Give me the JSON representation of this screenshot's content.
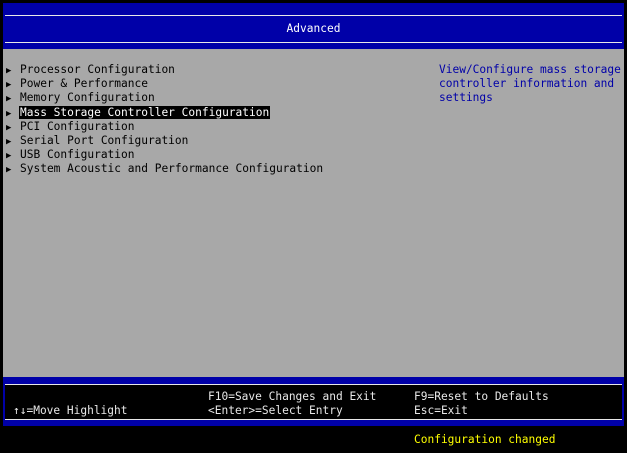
{
  "header": {
    "title": "Advanced"
  },
  "menu": {
    "items": [
      {
        "label": "Processor Configuration"
      },
      {
        "label": "Power & Performance"
      },
      {
        "label": "Memory Configuration"
      },
      {
        "label": "Mass Storage Controller Configuration"
      },
      {
        "label": "PCI Configuration"
      },
      {
        "label": "Serial Port Configuration"
      },
      {
        "label": "USB Configuration"
      },
      {
        "label": "System Acoustic and Performance Configuration"
      }
    ],
    "selected_index": 3,
    "arrow_icon": "triangle-right-icon"
  },
  "help": {
    "lines": [
      "View/Configure mass storage",
      "controller information and",
      "settings"
    ]
  },
  "footer": {
    "move_highlight": "↑↓=Move Highlight",
    "save_exit": "F10=Save Changes and Exit",
    "select_entry": "<Enter>=Select Entry",
    "reset_defaults": "F9=Reset to Defaults",
    "exit": "Esc=Exit"
  },
  "status": {
    "text": "Configuration changed"
  },
  "colors": {
    "header_bg": "#0000a8",
    "main_bg": "#a8a8a8",
    "help_text": "#0000a8",
    "status_text": "#ffff00"
  }
}
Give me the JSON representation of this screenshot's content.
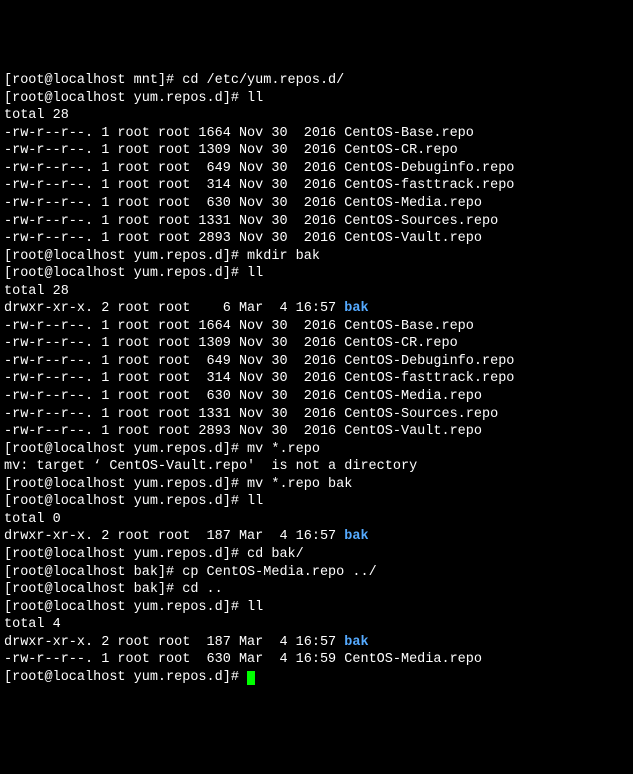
{
  "session": {
    "lines": [
      {
        "type": "cmd",
        "prompt": "[root@localhost mnt]# ",
        "text": "cd /etc/yum.repos.d/"
      },
      {
        "type": "cmd",
        "prompt": "[root@localhost yum.repos.d]# ",
        "text": "ll"
      },
      {
        "type": "out",
        "text": "total 28"
      },
      {
        "type": "ls",
        "perm": "-rw-r--r--.",
        "n": "1",
        "u": "root",
        "g": "root",
        "size": "1664",
        "date": "Nov 30  2016",
        "name": "CentOS-Base.repo",
        "color": ""
      },
      {
        "type": "ls",
        "perm": "-rw-r--r--.",
        "n": "1",
        "u": "root",
        "g": "root",
        "size": "1309",
        "date": "Nov 30  2016",
        "name": "CentOS-CR.repo",
        "color": ""
      },
      {
        "type": "ls",
        "perm": "-rw-r--r--.",
        "n": "1",
        "u": "root",
        "g": "root",
        "size": " 649",
        "date": "Nov 30  2016",
        "name": "CentOS-Debuginfo.repo",
        "color": ""
      },
      {
        "type": "ls",
        "perm": "-rw-r--r--.",
        "n": "1",
        "u": "root",
        "g": "root",
        "size": " 314",
        "date": "Nov 30  2016",
        "name": "CentOS-fasttrack.repo",
        "color": ""
      },
      {
        "type": "ls",
        "perm": "-rw-r--r--.",
        "n": "1",
        "u": "root",
        "g": "root",
        "size": " 630",
        "date": "Nov 30  2016",
        "name": "CentOS-Media.repo",
        "color": ""
      },
      {
        "type": "ls",
        "perm": "-rw-r--r--.",
        "n": "1",
        "u": "root",
        "g": "root",
        "size": "1331",
        "date": "Nov 30  2016",
        "name": "CentOS-Sources.repo",
        "color": ""
      },
      {
        "type": "ls",
        "perm": "-rw-r--r--.",
        "n": "1",
        "u": "root",
        "g": "root",
        "size": "2893",
        "date": "Nov 30  2016",
        "name": "CentOS-Vault.repo",
        "color": ""
      },
      {
        "type": "cmd",
        "prompt": "[root@localhost yum.repos.d]# ",
        "text": "mkdir bak"
      },
      {
        "type": "cmd",
        "prompt": "[root@localhost yum.repos.d]# ",
        "text": "ll"
      },
      {
        "type": "out",
        "text": "total 28"
      },
      {
        "type": "ls",
        "perm": "drwxr-xr-x.",
        "n": "2",
        "u": "root",
        "g": "root",
        "size": "   6",
        "date": "Mar  4 16:57",
        "name": "bak",
        "color": "blue"
      },
      {
        "type": "ls",
        "perm": "-rw-r--r--.",
        "n": "1",
        "u": "root",
        "g": "root",
        "size": "1664",
        "date": "Nov 30  2016",
        "name": "CentOS-Base.repo",
        "color": ""
      },
      {
        "type": "ls",
        "perm": "-rw-r--r--.",
        "n": "1",
        "u": "root",
        "g": "root",
        "size": "1309",
        "date": "Nov 30  2016",
        "name": "CentOS-CR.repo",
        "color": ""
      },
      {
        "type": "ls",
        "perm": "-rw-r--r--.",
        "n": "1",
        "u": "root",
        "g": "root",
        "size": " 649",
        "date": "Nov 30  2016",
        "name": "CentOS-Debuginfo.repo",
        "color": ""
      },
      {
        "type": "ls",
        "perm": "-rw-r--r--.",
        "n": "1",
        "u": "root",
        "g": "root",
        "size": " 314",
        "date": "Nov 30  2016",
        "name": "CentOS-fasttrack.repo",
        "color": ""
      },
      {
        "type": "ls",
        "perm": "-rw-r--r--.",
        "n": "1",
        "u": "root",
        "g": "root",
        "size": " 630",
        "date": "Nov 30  2016",
        "name": "CentOS-Media.repo",
        "color": ""
      },
      {
        "type": "ls",
        "perm": "-rw-r--r--.",
        "n": "1",
        "u": "root",
        "g": "root",
        "size": "1331",
        "date": "Nov 30  2016",
        "name": "CentOS-Sources.repo",
        "color": ""
      },
      {
        "type": "ls",
        "perm": "-rw-r--r--.",
        "n": "1",
        "u": "root",
        "g": "root",
        "size": "2893",
        "date": "Nov 30  2016",
        "name": "CentOS-Vault.repo",
        "color": ""
      },
      {
        "type": "cmd",
        "prompt": "[root@localhost yum.repos.d]# ",
        "text": "mv *.repo"
      },
      {
        "type": "out",
        "text": "mv: target ‘ CentOS-Vault.repo'  is not a directory"
      },
      {
        "type": "cmd",
        "prompt": "[root@localhost yum.repos.d]# ",
        "text": "mv *.repo bak"
      },
      {
        "type": "cmd",
        "prompt": "[root@localhost yum.repos.d]# ",
        "text": "ll"
      },
      {
        "type": "out",
        "text": "total 0"
      },
      {
        "type": "ls",
        "perm": "drwxr-xr-x.",
        "n": "2",
        "u": "root",
        "g": "root",
        "size": "187",
        "date": "Mar  4 16:57",
        "name": "bak",
        "color": "blue"
      },
      {
        "type": "cmd",
        "prompt": "[root@localhost yum.repos.d]# ",
        "text": "cd bak/"
      },
      {
        "type": "cmd",
        "prompt": "[root@localhost bak]# ",
        "text": "cp CentOS-Media.repo ../"
      },
      {
        "type": "cmd",
        "prompt": "[root@localhost bak]# ",
        "text": "cd .."
      },
      {
        "type": "cmd",
        "prompt": "[root@localhost yum.repos.d]# ",
        "text": "ll"
      },
      {
        "type": "out",
        "text": "total 4"
      },
      {
        "type": "ls",
        "perm": "drwxr-xr-x.",
        "n": "2",
        "u": "root",
        "g": "root",
        "size": "187",
        "date": "Mar  4 16:57",
        "name": "bak",
        "color": "blue"
      },
      {
        "type": "ls",
        "perm": "-rw-r--r--.",
        "n": "1",
        "u": "root",
        "g": "root",
        "size": "630",
        "date": "Mar  4 16:59",
        "name": "CentOS-Media.repo",
        "color": ""
      },
      {
        "type": "cursor",
        "prompt": "[root@localhost yum.repos.d]# "
      }
    ]
  }
}
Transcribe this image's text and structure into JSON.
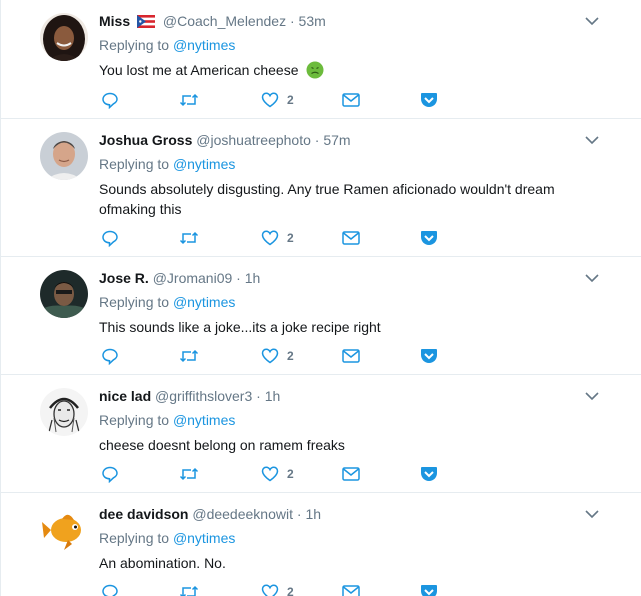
{
  "tweets": [
    {
      "fullname": "Miss",
      "username": "@Coach_Melendez",
      "time": "53m",
      "reply_prefix": "Replying to",
      "reply_to": "@nytimes",
      "text": "You lost me at American cheese",
      "like_count": "2",
      "avatar": "avatar-woman-dark-hair",
      "flag": "puerto-rico-flag-icon",
      "emoji": "nauseated-face-emoji"
    },
    {
      "fullname": "Joshua Gross",
      "username": "@joshuatreephoto",
      "time": "57m",
      "reply_prefix": "Replying to",
      "reply_to": "@nytimes",
      "text": "Sounds absolutely disgusting. Any true Ramen aficionado wouldn't dream ofmaking this",
      "like_count": "2",
      "avatar": "avatar-man-gray-hair"
    },
    {
      "fullname": "Jose R.",
      "username": "@Jromani09",
      "time": "1h",
      "reply_prefix": "Replying to",
      "reply_to": "@nytimes",
      "text": "This sounds like a joke...its a joke recipe right",
      "like_count": "2",
      "avatar": "avatar-man-dark-photo"
    },
    {
      "fullname": "nice lad",
      "username": "@griffithslover3",
      "time": "1h",
      "reply_prefix": "Replying to",
      "reply_to": "@nytimes",
      "text": "cheese doesnt belong on ramem freaks",
      "like_count": "2",
      "avatar": "avatar-sketch-old-man"
    },
    {
      "fullname": "dee davidson",
      "username": "@deedeeknowit",
      "time": "1h",
      "reply_prefix": "Replying to",
      "reply_to": "@nytimes",
      "text": "An abomination. No.",
      "like_count": "2",
      "avatar": "avatar-orange-fish"
    }
  ],
  "separator": "·",
  "colors": {
    "text": "#14171a",
    "secondary": "#657786",
    "link": "#1b95e0",
    "divider": "#e6ecf0",
    "icon": "#657786",
    "action_icon": "#1da1f2"
  }
}
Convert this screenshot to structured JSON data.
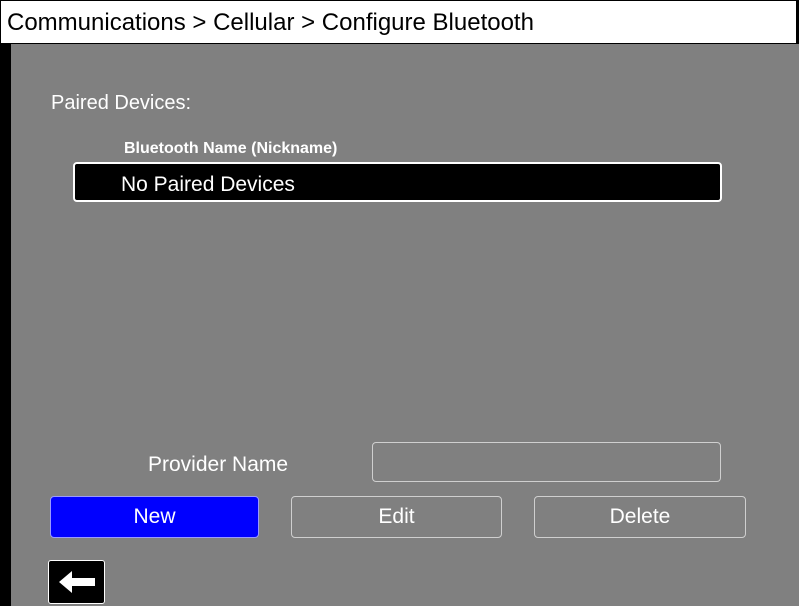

What to do: Go through the material above and copy each line that has the word "avatar".

Task solution:
      "avatar": "avatar-woman-dark-hair",
      "avatar": "avatar-man-gray-hair"
      "avatar": "avatar-man-dark-photo"
      "avatar": "avatar-sketch-old-man"
      "avatar": "avatar-orange-fish"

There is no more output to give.